[Stored items from a collection]
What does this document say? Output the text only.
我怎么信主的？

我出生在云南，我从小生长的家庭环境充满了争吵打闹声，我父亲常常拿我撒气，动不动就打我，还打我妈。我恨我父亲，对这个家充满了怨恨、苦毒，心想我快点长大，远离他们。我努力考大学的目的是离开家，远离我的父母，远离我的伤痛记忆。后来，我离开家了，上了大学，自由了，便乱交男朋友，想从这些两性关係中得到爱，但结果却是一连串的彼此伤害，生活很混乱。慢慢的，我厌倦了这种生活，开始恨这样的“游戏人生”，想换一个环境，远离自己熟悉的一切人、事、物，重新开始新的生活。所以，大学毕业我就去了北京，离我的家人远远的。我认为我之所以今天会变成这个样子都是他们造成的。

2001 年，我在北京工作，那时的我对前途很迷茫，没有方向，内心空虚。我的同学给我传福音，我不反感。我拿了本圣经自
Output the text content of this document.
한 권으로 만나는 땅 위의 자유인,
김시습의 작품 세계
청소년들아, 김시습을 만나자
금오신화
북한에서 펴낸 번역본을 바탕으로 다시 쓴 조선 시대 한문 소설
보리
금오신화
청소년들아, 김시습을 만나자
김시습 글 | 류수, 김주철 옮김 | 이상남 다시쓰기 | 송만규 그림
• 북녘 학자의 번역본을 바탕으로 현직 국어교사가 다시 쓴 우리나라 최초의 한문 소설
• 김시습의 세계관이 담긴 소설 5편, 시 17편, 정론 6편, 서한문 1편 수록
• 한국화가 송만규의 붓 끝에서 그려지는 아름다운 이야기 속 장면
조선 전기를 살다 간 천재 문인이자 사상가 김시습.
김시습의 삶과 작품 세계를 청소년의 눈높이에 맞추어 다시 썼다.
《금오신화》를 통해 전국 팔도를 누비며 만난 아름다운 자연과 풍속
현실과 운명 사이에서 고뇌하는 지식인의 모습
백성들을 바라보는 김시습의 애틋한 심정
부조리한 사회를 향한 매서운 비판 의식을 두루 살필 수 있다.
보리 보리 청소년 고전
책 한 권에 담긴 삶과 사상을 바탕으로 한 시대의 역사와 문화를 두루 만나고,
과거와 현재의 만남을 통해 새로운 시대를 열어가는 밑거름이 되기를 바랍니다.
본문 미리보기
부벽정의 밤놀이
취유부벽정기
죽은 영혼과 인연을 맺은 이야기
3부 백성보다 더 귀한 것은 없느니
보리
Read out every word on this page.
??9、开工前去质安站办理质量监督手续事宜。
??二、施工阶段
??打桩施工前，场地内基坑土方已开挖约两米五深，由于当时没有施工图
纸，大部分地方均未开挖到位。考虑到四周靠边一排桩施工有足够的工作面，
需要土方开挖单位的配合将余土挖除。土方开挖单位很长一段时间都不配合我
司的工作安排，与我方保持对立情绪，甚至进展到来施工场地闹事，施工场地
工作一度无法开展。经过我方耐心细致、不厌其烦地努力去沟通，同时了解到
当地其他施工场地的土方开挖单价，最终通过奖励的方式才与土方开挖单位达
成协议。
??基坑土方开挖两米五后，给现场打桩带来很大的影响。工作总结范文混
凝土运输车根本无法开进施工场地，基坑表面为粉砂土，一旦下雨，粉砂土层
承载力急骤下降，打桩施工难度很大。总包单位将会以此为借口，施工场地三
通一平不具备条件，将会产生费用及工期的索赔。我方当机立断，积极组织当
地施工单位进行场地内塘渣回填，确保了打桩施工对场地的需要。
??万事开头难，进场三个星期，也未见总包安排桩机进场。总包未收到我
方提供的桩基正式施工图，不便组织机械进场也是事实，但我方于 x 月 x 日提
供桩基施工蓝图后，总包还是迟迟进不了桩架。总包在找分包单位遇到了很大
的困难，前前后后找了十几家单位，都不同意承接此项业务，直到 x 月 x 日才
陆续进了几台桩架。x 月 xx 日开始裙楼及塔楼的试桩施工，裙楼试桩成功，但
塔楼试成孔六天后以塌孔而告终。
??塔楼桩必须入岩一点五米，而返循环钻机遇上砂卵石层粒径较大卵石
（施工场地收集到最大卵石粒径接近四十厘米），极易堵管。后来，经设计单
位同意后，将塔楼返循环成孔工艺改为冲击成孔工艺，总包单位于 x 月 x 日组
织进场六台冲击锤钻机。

Task instructions
Only the number is needed here: how many lines of the records contain "document"?

Answer to the task
2